++++ Material supplied ++++
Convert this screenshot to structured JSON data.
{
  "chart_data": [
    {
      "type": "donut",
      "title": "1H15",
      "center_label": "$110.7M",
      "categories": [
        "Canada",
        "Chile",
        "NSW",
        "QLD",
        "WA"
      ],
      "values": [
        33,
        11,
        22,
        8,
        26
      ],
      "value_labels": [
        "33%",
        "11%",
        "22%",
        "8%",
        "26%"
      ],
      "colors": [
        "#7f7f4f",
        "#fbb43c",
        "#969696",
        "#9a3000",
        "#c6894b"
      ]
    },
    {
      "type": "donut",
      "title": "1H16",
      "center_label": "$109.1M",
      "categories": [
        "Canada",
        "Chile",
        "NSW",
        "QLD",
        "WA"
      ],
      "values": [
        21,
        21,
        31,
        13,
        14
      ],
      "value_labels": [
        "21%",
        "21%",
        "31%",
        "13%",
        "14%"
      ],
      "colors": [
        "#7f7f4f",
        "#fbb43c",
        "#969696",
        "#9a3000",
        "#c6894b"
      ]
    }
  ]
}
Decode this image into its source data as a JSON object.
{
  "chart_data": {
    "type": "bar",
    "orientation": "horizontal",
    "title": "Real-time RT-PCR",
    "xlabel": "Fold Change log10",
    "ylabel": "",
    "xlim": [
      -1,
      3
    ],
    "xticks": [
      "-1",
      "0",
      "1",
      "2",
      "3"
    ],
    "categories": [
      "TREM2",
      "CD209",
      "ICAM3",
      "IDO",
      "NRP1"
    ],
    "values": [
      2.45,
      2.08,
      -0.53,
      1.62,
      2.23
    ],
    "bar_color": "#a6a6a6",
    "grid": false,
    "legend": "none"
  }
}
++++
◆ **Exercise requirements**
Write out the data exactly as it stands.

◆ **Response**
Convert this screenshot to structured JSON data.
{
  "chart_data": [
    {
      "type": "donut",
      "title": "1H15",
      "center_label": "$110.7M",
      "categories": [
        "Canada",
        "Chile",
        "NSW",
        "QLD",
        "WA"
      ],
      "values": [
        33,
        11,
        22,
        8,
        26
      ],
      "value_labels": [
        "33%",
        "11%",
        "22%",
        "8%",
        "26%"
      ],
      "colors": [
        "#7f7f4f",
        "#fbb43c",
        "#969696",
        "#9a3000",
        "#c6894b"
      ]
    },
    {
      "type": "donut",
      "title": "1H16",
      "center_label": "$109.1M",
      "categories": [
        "Canada",
        "Chile",
        "NSW",
        "QLD",
        "WA"
      ],
      "values": [
        21,
        21,
        31,
        13,
        14
      ],
      "value_labels": [
        "21%",
        "21%",
        "31%",
        "13%",
        "14%"
      ],
      "colors": [
        "#7f7f4f",
        "#fbb43c",
        "#969696",
        "#9a3000",
        "#c6894b"
      ]
    }
  ]
}
Decode this image into its source data as a JSON object.
{
  "chart_data": {
    "type": "bar",
    "orientation": "horizontal",
    "title": "Real-time RT-PCR",
    "xlabel": "Fold Change log10",
    "ylabel": "",
    "xlim": [
      -1,
      3
    ],
    "xticks": [
      "-1",
      "0",
      "1",
      "2",
      "3"
    ],
    "categories": [
      "TREM2",
      "CD209",
      "ICAM3",
      "IDO",
      "NRP1"
    ],
    "values": [
      2.45,
      2.08,
      -0.53,
      1.62,
      2.23
    ],
    "bar_color": "#a6a6a6",
    "grid": false,
    "legend": "none"
  }
}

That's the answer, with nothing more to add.